**Set problem:**
Lift out all lines below that contain "this".

**Record set:**
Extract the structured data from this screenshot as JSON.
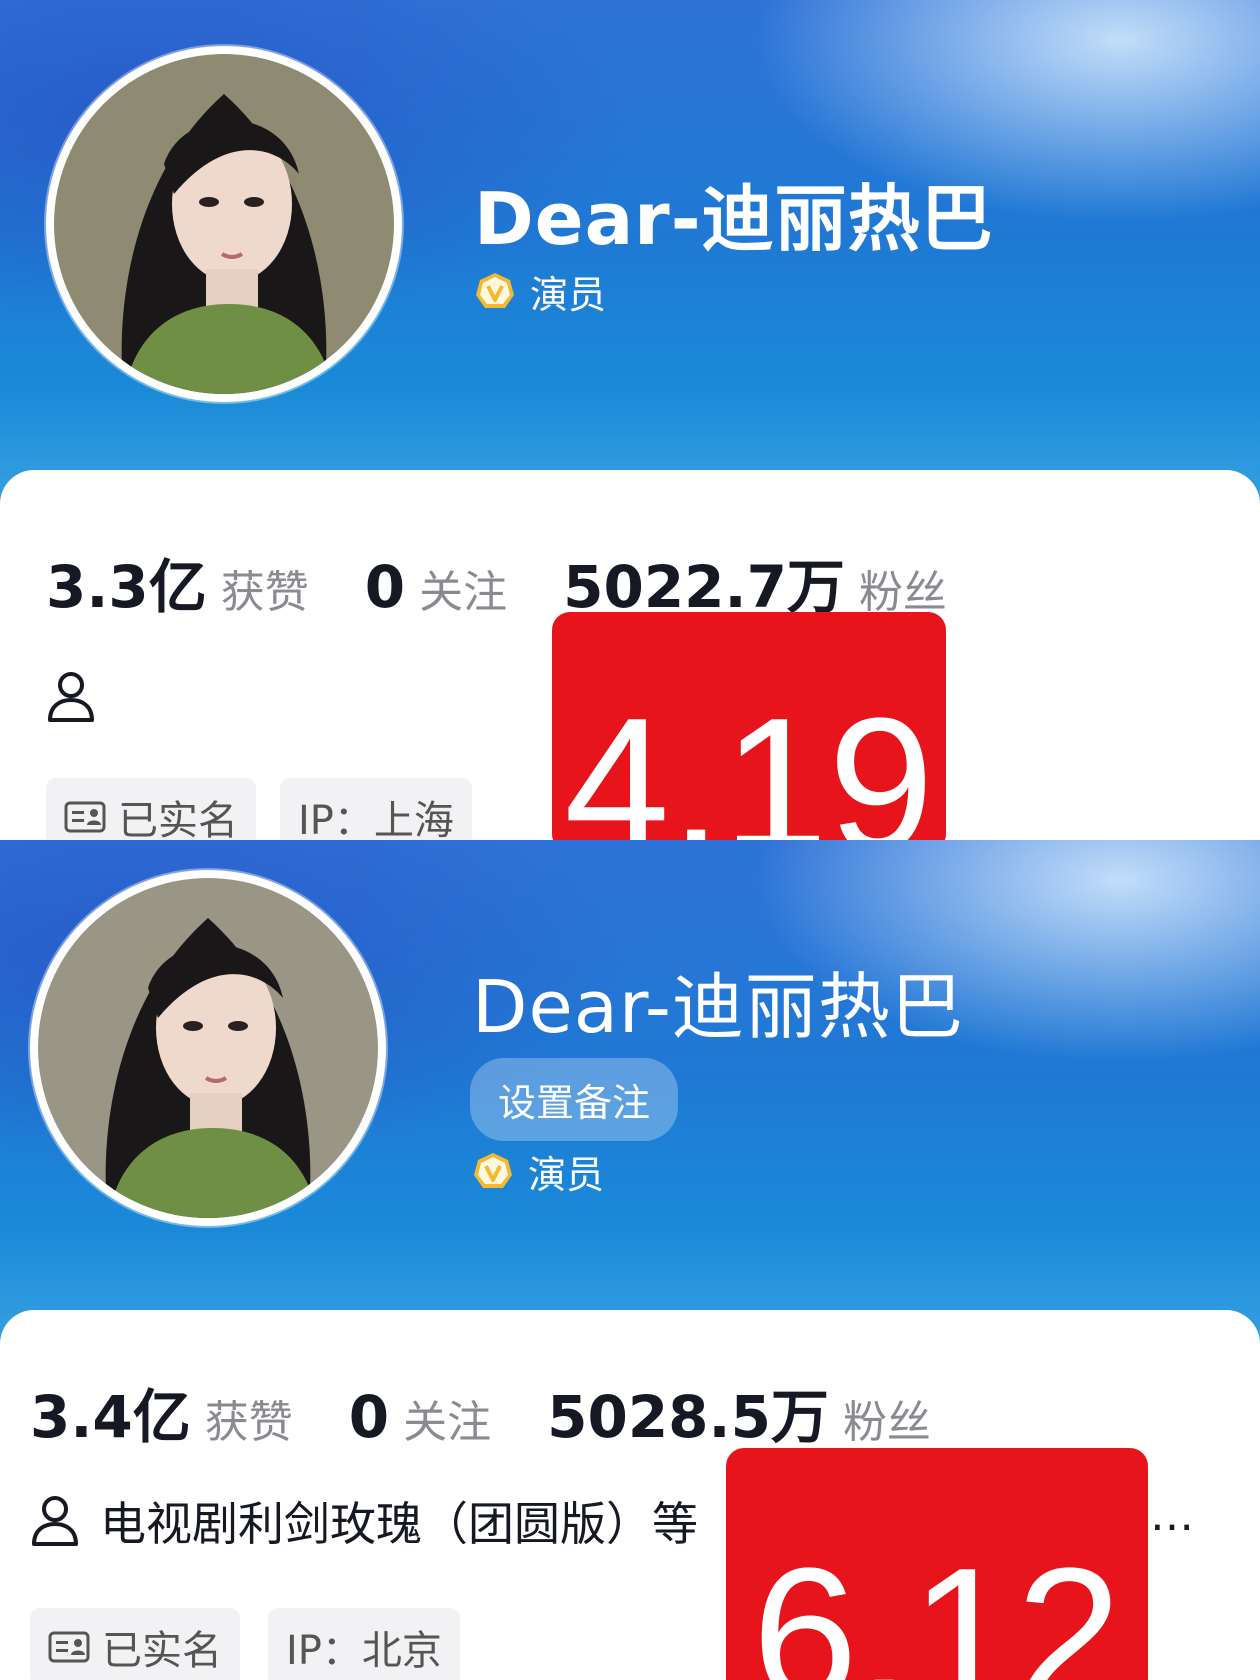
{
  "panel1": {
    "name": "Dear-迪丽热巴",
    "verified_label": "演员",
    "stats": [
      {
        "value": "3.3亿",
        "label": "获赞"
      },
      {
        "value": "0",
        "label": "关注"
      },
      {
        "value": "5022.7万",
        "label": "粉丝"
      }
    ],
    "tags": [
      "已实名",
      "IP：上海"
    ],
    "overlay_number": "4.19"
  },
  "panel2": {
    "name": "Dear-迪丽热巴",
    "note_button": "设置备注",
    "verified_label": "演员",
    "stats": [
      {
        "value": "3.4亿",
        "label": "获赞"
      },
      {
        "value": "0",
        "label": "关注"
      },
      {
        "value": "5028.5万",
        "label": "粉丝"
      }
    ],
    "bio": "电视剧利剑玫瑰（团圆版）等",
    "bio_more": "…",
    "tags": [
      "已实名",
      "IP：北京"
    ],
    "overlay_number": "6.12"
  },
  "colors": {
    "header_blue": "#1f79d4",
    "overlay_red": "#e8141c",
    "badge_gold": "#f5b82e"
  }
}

--

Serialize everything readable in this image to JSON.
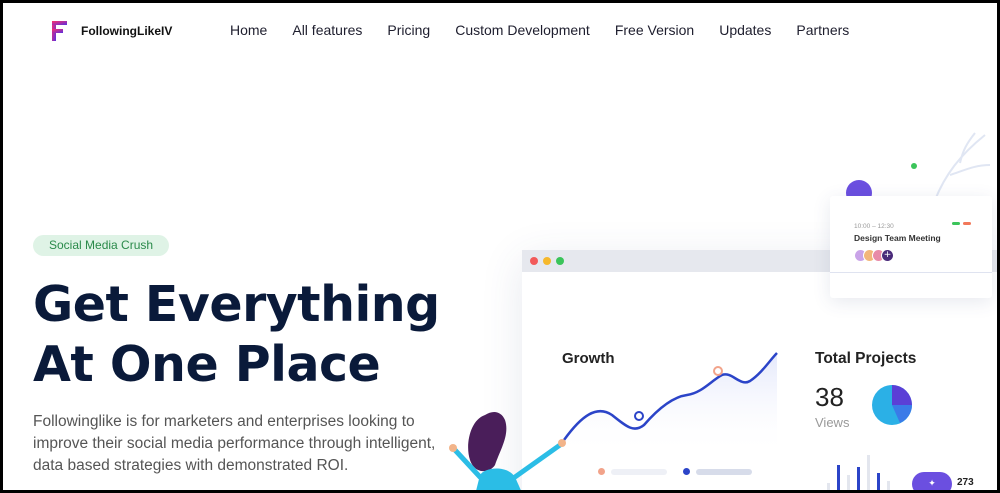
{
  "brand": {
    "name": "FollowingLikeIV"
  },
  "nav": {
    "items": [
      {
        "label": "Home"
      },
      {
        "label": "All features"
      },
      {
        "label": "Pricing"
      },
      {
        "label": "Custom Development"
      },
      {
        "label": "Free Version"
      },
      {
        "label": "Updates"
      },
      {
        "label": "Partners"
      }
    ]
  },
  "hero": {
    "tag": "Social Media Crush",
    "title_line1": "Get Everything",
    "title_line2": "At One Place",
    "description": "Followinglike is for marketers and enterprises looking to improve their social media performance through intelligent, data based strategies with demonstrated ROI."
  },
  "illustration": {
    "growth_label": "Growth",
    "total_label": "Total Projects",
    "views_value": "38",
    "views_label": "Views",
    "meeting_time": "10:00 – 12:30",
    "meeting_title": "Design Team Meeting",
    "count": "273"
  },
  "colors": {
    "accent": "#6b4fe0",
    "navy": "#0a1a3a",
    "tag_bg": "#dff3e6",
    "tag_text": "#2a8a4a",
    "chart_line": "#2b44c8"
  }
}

**Task output:**
Extract the structured data from this screenshot as JSON.
Serialize everything readable in this image to JSON.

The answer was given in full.